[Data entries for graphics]
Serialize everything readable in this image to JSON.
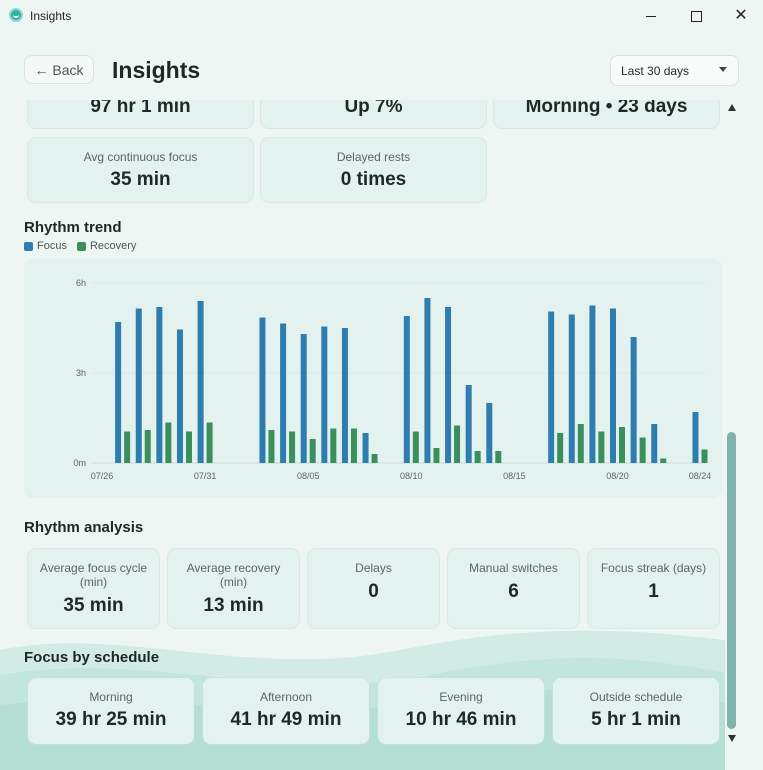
{
  "window": {
    "title": "Insights"
  },
  "header": {
    "back_label": "← Back",
    "title": "Insights",
    "range": "Last 30 days"
  },
  "top_cards": [
    {
      "value": "97 hr 1 min"
    },
    {
      "value": "Up 7%"
    },
    {
      "value": "Morning • 23 days"
    }
  ],
  "focus_cards": [
    {
      "label": "Avg continuous focus",
      "value": "35 min"
    },
    {
      "label": "Delayed rests",
      "value": "0 times"
    }
  ],
  "rhythm_trend": {
    "title": "Rhythm trend",
    "legend": [
      {
        "name": "Focus",
        "color": "#2e7db0"
      },
      {
        "name": "Recovery",
        "color": "#3a8f5c"
      }
    ]
  },
  "chart_data": {
    "type": "bar",
    "title": "Rhythm trend",
    "ylim": [
      0,
      6
    ],
    "y_ticks": [
      "0m",
      "3h",
      "6h"
    ],
    "x_ticks": [
      "07/26",
      "07/31",
      "08/05",
      "08/10",
      "08/15",
      "08/20",
      "08/24"
    ],
    "categories": [
      "07/26",
      "07/27",
      "07/28",
      "07/29",
      "07/30",
      "07/31",
      "08/01",
      "08/02",
      "08/03",
      "08/04",
      "08/05",
      "08/06",
      "08/07",
      "08/08",
      "08/09",
      "08/10",
      "08/11",
      "08/12",
      "08/13",
      "08/14",
      "08/15",
      "08/16",
      "08/17",
      "08/18",
      "08/19",
      "08/20",
      "08/21",
      "08/22",
      "08/23",
      "08/24"
    ],
    "series": [
      {
        "name": "Focus",
        "color": "#2e7db0",
        "values": [
          0,
          4.7,
          5.15,
          5.2,
          4.45,
          5.4,
          0,
          0,
          4.85,
          4.65,
          4.3,
          4.55,
          4.5,
          1.0,
          0,
          4.9,
          5.5,
          5.2,
          2.6,
          2.0,
          0,
          0,
          5.05,
          4.95,
          5.25,
          5.15,
          4.2,
          1.3,
          0,
          1.7
        ]
      },
      {
        "name": "Recovery",
        "color": "#3a8f5c",
        "values": [
          0,
          1.05,
          1.1,
          1.35,
          1.05,
          1.35,
          0,
          0,
          1.1,
          1.05,
          0.8,
          1.15,
          1.15,
          0.3,
          0,
          1.05,
          0.5,
          1.25,
          0.4,
          0.4,
          0,
          0,
          1.0,
          1.3,
          1.05,
          1.2,
          0.85,
          0.15,
          0,
          0.45
        ]
      }
    ]
  },
  "rhythm_analysis": {
    "title": "Rhythm analysis",
    "cards": [
      {
        "label": "Average focus cycle (min)",
        "value": "35 min"
      },
      {
        "label": "Average recovery (min)",
        "value": "13 min"
      },
      {
        "label": "Delays",
        "value": "0"
      },
      {
        "label": "Manual switches",
        "value": "6"
      },
      {
        "label": "Focus streak (days)",
        "value": "1"
      }
    ]
  },
  "schedule": {
    "title": "Focus by schedule",
    "cards": [
      {
        "label": "Morning",
        "value": "39 hr 25 min"
      },
      {
        "label": "Afternoon",
        "value": "41 hr 49 min"
      },
      {
        "label": "Evening",
        "value": "10 hr 46 min"
      },
      {
        "label": "Outside schedule",
        "value": "5 hr 1 min"
      }
    ]
  },
  "colors": {
    "accent": "#2bb5a4",
    "card_bg": "#e3f2ee",
    "page_bg": "#eef6f3"
  }
}
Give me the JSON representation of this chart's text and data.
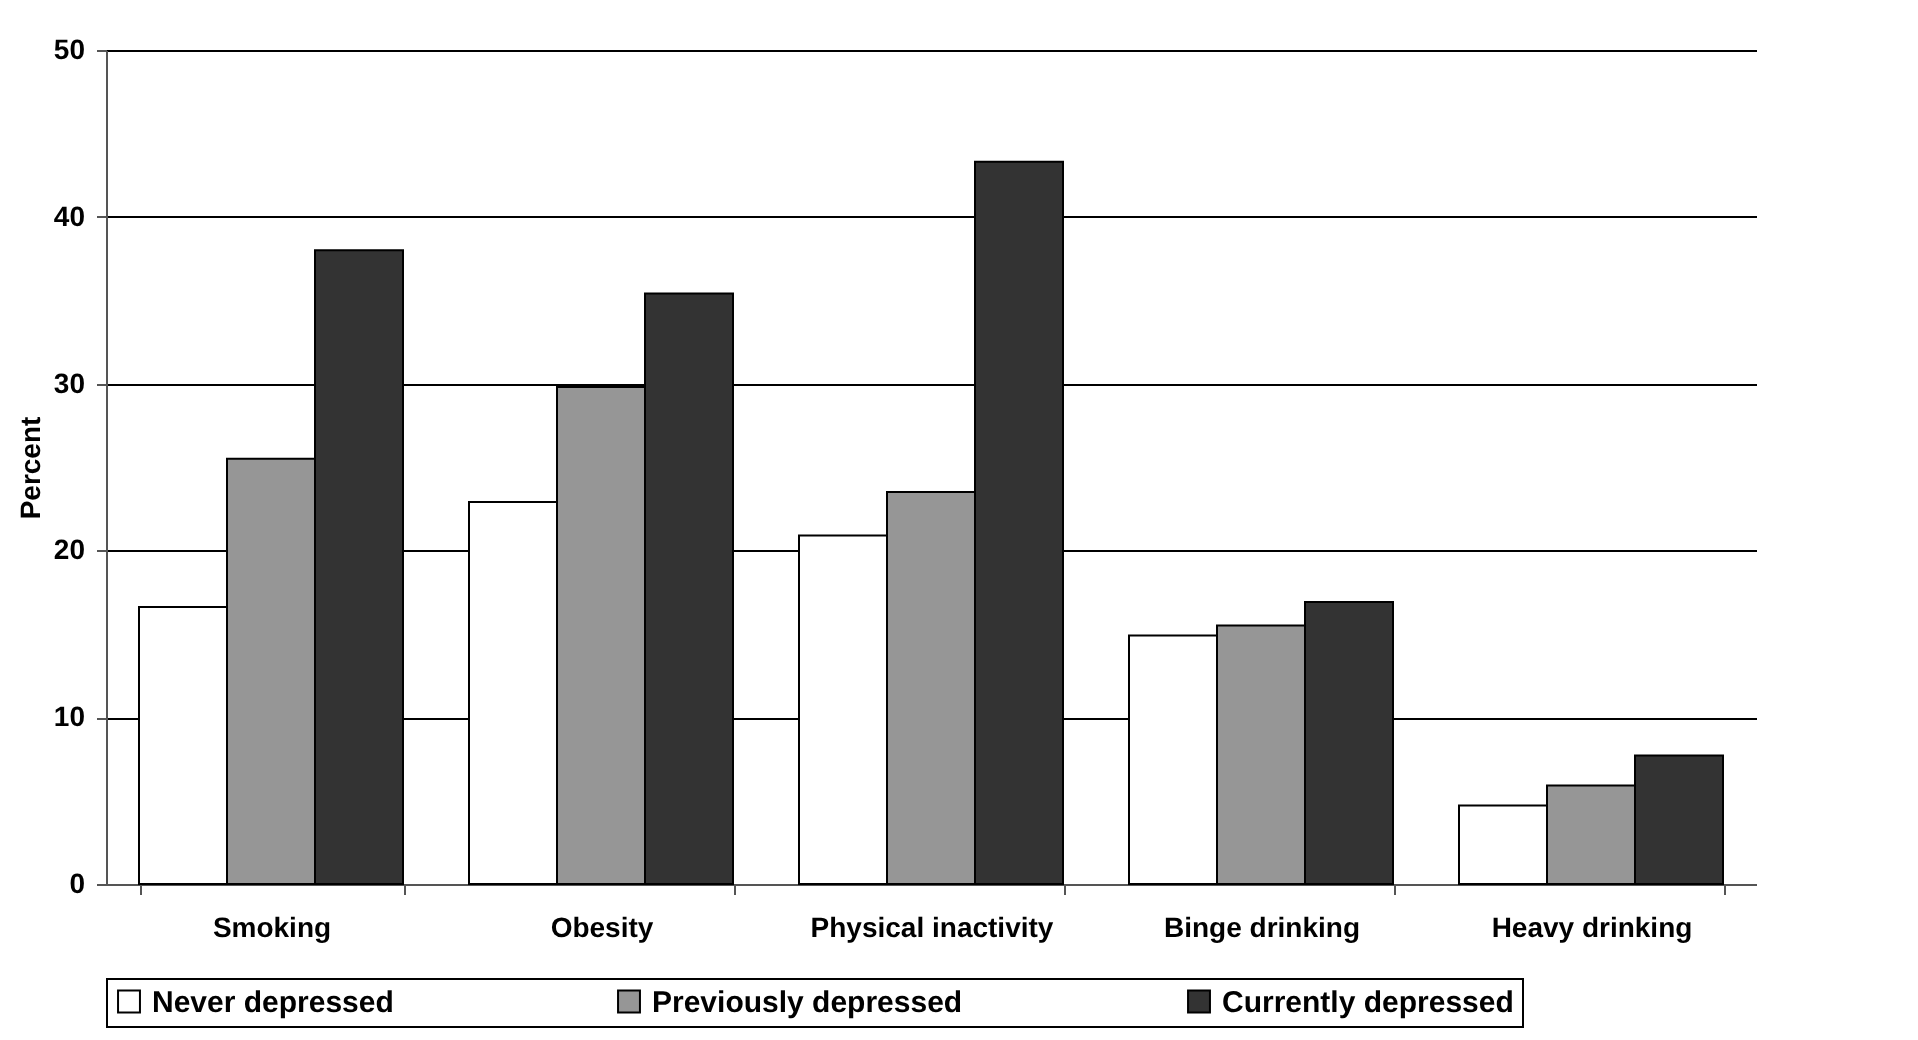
{
  "chart_data": {
    "type": "bar",
    "ylabel": "Percent",
    "categories": [
      "Smoking",
      "Obesity",
      "Physical inactivity",
      "Binge drinking",
      "Heavy drinking"
    ],
    "series": [
      {
        "name": "Never depressed",
        "color": "#ffffff",
        "values": [
          16.6,
          22.9,
          20.9,
          14.9,
          4.7
        ]
      },
      {
        "name": "Previously depressed",
        "color": "#969696",
        "values": [
          25.5,
          29.8,
          23.5,
          15.5,
          5.9
        ]
      },
      {
        "name": "Currently depressed",
        "color": "#333333",
        "values": [
          38.0,
          35.4,
          43.3,
          16.9,
          7.7
        ]
      }
    ],
    "ylim": [
      0,
      50
    ],
    "yticks": [
      0,
      10,
      20,
      30,
      40,
      50
    ],
    "grid": "y",
    "legend": "bottom"
  }
}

**Exercise goal**. Leave the pictures out, and reproduce only the lines from the line holding "Give me the" through the last line of the material, both included.

**Full answer**.
Give me the JSON representation of this chart's text and data.
{
  "chart_data": {
    "type": "bar",
    "ylabel": "Percent",
    "categories": [
      "Smoking",
      "Obesity",
      "Physical inactivity",
      "Binge drinking",
      "Heavy drinking"
    ],
    "series": [
      {
        "name": "Never depressed",
        "color": "#ffffff",
        "values": [
          16.6,
          22.9,
          20.9,
          14.9,
          4.7
        ]
      },
      {
        "name": "Previously depressed",
        "color": "#969696",
        "values": [
          25.5,
          29.8,
          23.5,
          15.5,
          5.9
        ]
      },
      {
        "name": "Currently depressed",
        "color": "#333333",
        "values": [
          38.0,
          35.4,
          43.3,
          16.9,
          7.7
        ]
      }
    ],
    "ylim": [
      0,
      50
    ],
    "yticks": [
      0,
      10,
      20,
      30,
      40,
      50
    ],
    "grid": "y",
    "legend": "bottom"
  }
}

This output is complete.